Directions: Collect every line below that contains the word "weeks".

Working data:
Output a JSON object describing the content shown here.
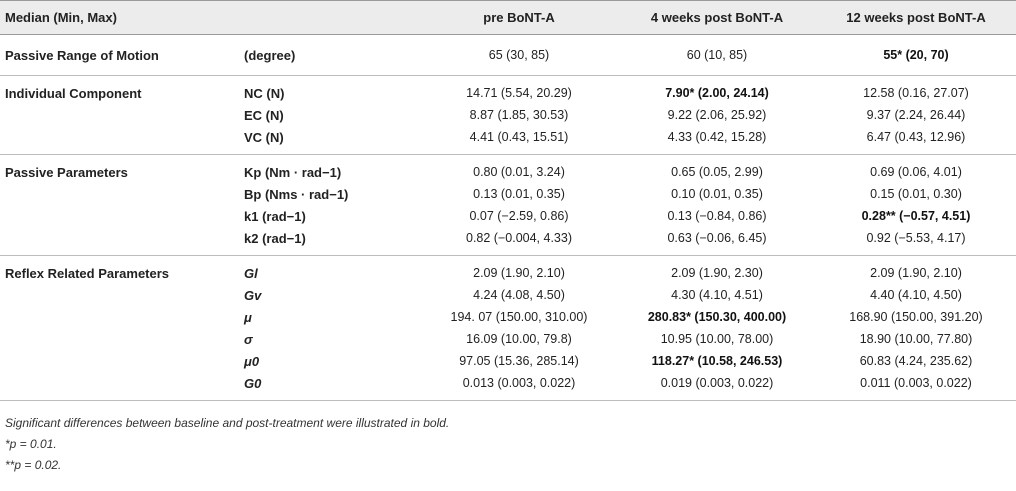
{
  "table": {
    "columns": [
      "Median (Min, Max)",
      "",
      "pre BoNT-A",
      "4 weeks post BoNT-A",
      "12 weeks post BoNT-A"
    ],
    "groups": [
      {
        "label": "Passive Range of Motion",
        "rows": [
          {
            "param": "(degree)",
            "italic": false,
            "pre": "65 (30, 85)",
            "w4": "60 (10, 85)",
            "w12": "55* (20, 70)",
            "bold_w4": false,
            "bold_w12": true
          }
        ]
      },
      {
        "label": "Individual Component",
        "rows": [
          {
            "param": "NC (N)",
            "italic": false,
            "pre": "14.71 (5.54, 20.29)",
            "w4": "7.90* (2.00, 24.14)",
            "w12": "12.58 (0.16, 27.07)",
            "bold_w4": true,
            "bold_w12": false
          },
          {
            "param": "EC (N)",
            "italic": false,
            "pre": "8.87 (1.85, 30.53)",
            "w4": "9.22 (2.06, 25.92)",
            "w12": "9.37 (2.24, 26.44)",
            "bold_w4": false,
            "bold_w12": false
          },
          {
            "param": "VC (N)",
            "italic": false,
            "pre": "4.41 (0.43, 15.51)",
            "w4": "4.33 (0.42, 15.28)",
            "w12": "6.47 (0.43, 12.96)",
            "bold_w4": false,
            "bold_w12": false
          }
        ]
      },
      {
        "label": "Passive Parameters",
        "rows": [
          {
            "param": "Kp (Nm · rad−1)",
            "italic": false,
            "pre": "0.80 (0.01, 3.24)",
            "w4": "0.65 (0.05, 2.99)",
            "w12": "0.69 (0.06, 4.01)",
            "bold_w4": false,
            "bold_w12": false
          },
          {
            "param": "Bp (Nms · rad−1)",
            "italic": false,
            "pre": "0.13 (0.01, 0.35)",
            "w4": "0.10 (0.01, 0.35)",
            "w12": "0.15 (0.01, 0.30)",
            "bold_w4": false,
            "bold_w12": false
          },
          {
            "param": "k1 (rad−1)",
            "italic": false,
            "pre": "0.07 (−2.59, 0.86)",
            "w4": "0.13 (−0.84, 0.86)",
            "w12": "0.28** (−0.57, 4.51)",
            "bold_w4": false,
            "bold_w12": true
          },
          {
            "param": "k2 (rad−1)",
            "italic": false,
            "pre": "0.82 (−0.004, 4.33)",
            "w4": "0.63 (−0.06, 6.45)",
            "w12": "0.92 (−5.53, 4.17)",
            "bold_w4": false,
            "bold_w12": false
          }
        ]
      },
      {
        "label": "Reflex Related Parameters",
        "rows": [
          {
            "param": "Gl",
            "italic": true,
            "pre": "2.09 (1.90, 2.10)",
            "w4": "2.09 (1.90, 2.30)",
            "w12": "2.09 (1.90, 2.10)",
            "bold_w4": false,
            "bold_w12": false
          },
          {
            "param": "Gv",
            "italic": true,
            "pre": "4.24 (4.08, 4.50)",
            "w4": "4.30 (4.10, 4.51)",
            "w12": "4.40 (4.10, 4.50)",
            "bold_w4": false,
            "bold_w12": false
          },
          {
            "param": "μ",
            "italic": true,
            "pre": "194. 07 (150.00, 310.00)",
            "w4": "280.83* (150.30, 400.00)",
            "w12": "168.90 (150.00, 391.20)",
            "bold_w4": true,
            "bold_w12": false
          },
          {
            "param": "σ",
            "italic": true,
            "pre": "16.09 (10.00, 79.8)",
            "w4": "10.95 (10.00, 78.00)",
            "w12": "18.90 (10.00, 77.80)",
            "bold_w4": false,
            "bold_w12": false
          },
          {
            "param": "μ0",
            "italic": true,
            "pre": "97.05 (15.36, 285.14)",
            "w4": "118.27* (10.58, 246.53)",
            "w12": "60.83 (4.24, 235.62)",
            "bold_w4": true,
            "bold_w12": false
          },
          {
            "param": "G0",
            "italic": true,
            "pre": "0.013 (0.003, 0.022)",
            "w4": "0.019 (0.003, 0.022)",
            "w12": "0.011 (0.003, 0.022)",
            "bold_w4": false,
            "bold_w12": false
          }
        ]
      }
    ]
  },
  "footnotes": [
    "Significant differences between baseline and post-treatment were illustrated in bold.",
    "*p = 0.01.",
    "**p = 0.02."
  ]
}
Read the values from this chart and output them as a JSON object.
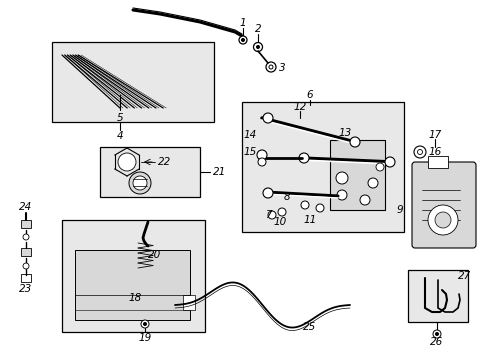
{
  "bg_color": "#ffffff",
  "fig_width": 4.89,
  "fig_height": 3.6,
  "dpi": 100,
  "line_color": "#000000",
  "gray_fill": "#d8d8d8",
  "light_fill": "#e8e8e8"
}
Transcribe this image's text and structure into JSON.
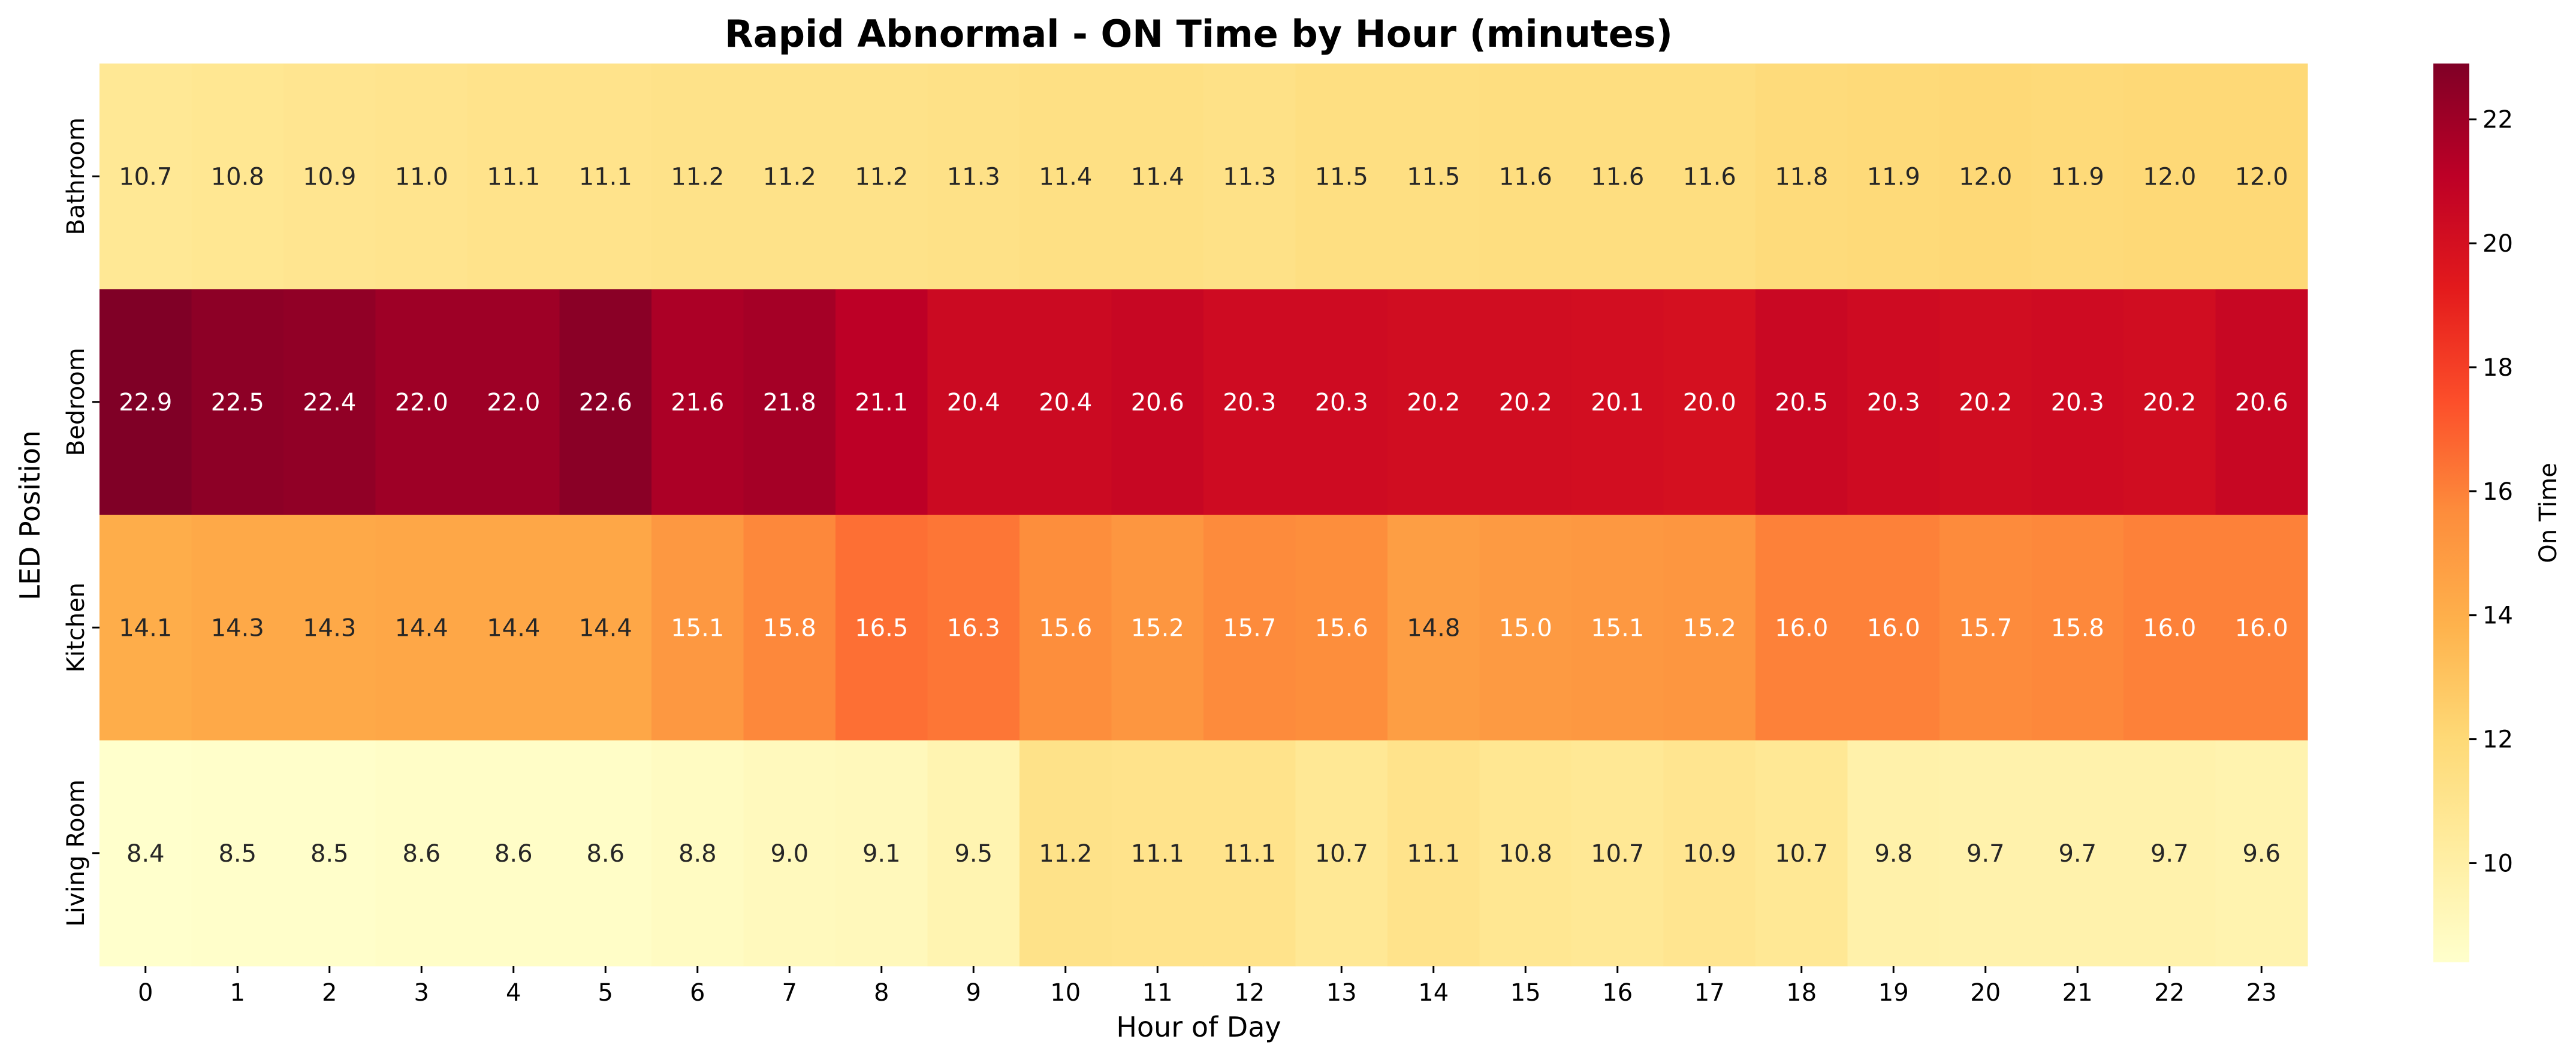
{
  "chart_data": {
    "type": "heatmap",
    "title": "Rapid Abnormal - ON Time by Hour (minutes)",
    "xlabel": "Hour of Day",
    "ylabel": "LED Position",
    "x": [
      "0",
      "1",
      "2",
      "3",
      "4",
      "5",
      "6",
      "7",
      "8",
      "9",
      "10",
      "11",
      "12",
      "13",
      "14",
      "15",
      "16",
      "17",
      "18",
      "19",
      "20",
      "21",
      "22",
      "23"
    ],
    "y": [
      "Bathroom",
      "Bedroom",
      "Kitchen",
      "Living Room"
    ],
    "values": [
      [
        10.7,
        10.8,
        10.9,
        11.0,
        11.1,
        11.1,
        11.2,
        11.2,
        11.2,
        11.3,
        11.4,
        11.4,
        11.3,
        11.5,
        11.5,
        11.6,
        11.6,
        11.6,
        11.8,
        11.9,
        12.0,
        11.9,
        12.0,
        12.0
      ],
      [
        22.9,
        22.5,
        22.4,
        22.0,
        22.0,
        22.6,
        21.6,
        21.8,
        21.1,
        20.4,
        20.4,
        20.6,
        20.3,
        20.3,
        20.2,
        20.2,
        20.1,
        20.0,
        20.5,
        20.3,
        20.2,
        20.3,
        20.2,
        20.6
      ],
      [
        14.1,
        14.3,
        14.3,
        14.4,
        14.4,
        14.4,
        15.1,
        15.8,
        16.5,
        16.3,
        15.6,
        15.2,
        15.7,
        15.6,
        14.8,
        15.0,
        15.1,
        15.2,
        16.0,
        16.0,
        15.7,
        15.8,
        16.0,
        16.0
      ],
      [
        8.4,
        8.5,
        8.5,
        8.6,
        8.6,
        8.6,
        8.8,
        9.0,
        9.1,
        9.5,
        11.2,
        11.1,
        11.1,
        10.7,
        11.1,
        10.8,
        10.7,
        10.9,
        10.7,
        9.8,
        9.7,
        9.7,
        9.7,
        9.6
      ]
    ],
    "colorbar": {
      "label": "On Time",
      "min": 8.4,
      "max": 22.9,
      "ticks": [
        10,
        12,
        14,
        16,
        18,
        20,
        22
      ],
      "colormap": [
        "#ffffcc",
        "#ffeda0",
        "#fed976",
        "#feb24c",
        "#fd8d3c",
        "#fc4e2a",
        "#e31a1c",
        "#bd0026",
        "#800026"
      ]
    },
    "grid": false
  }
}
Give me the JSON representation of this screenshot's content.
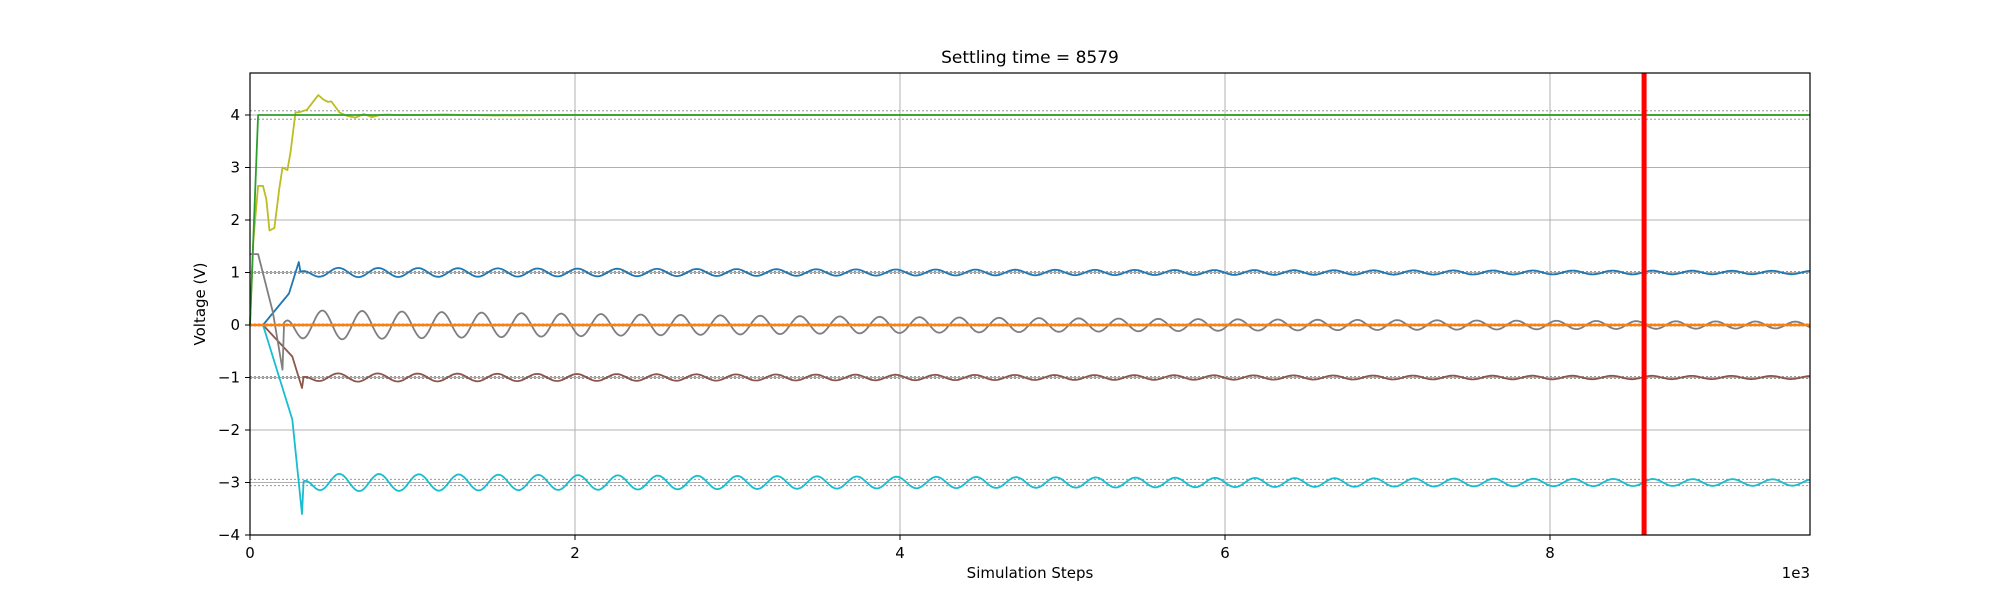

Answer:
      "4 weeks post BoNT-A",
      "12 weeks post BoNT-A"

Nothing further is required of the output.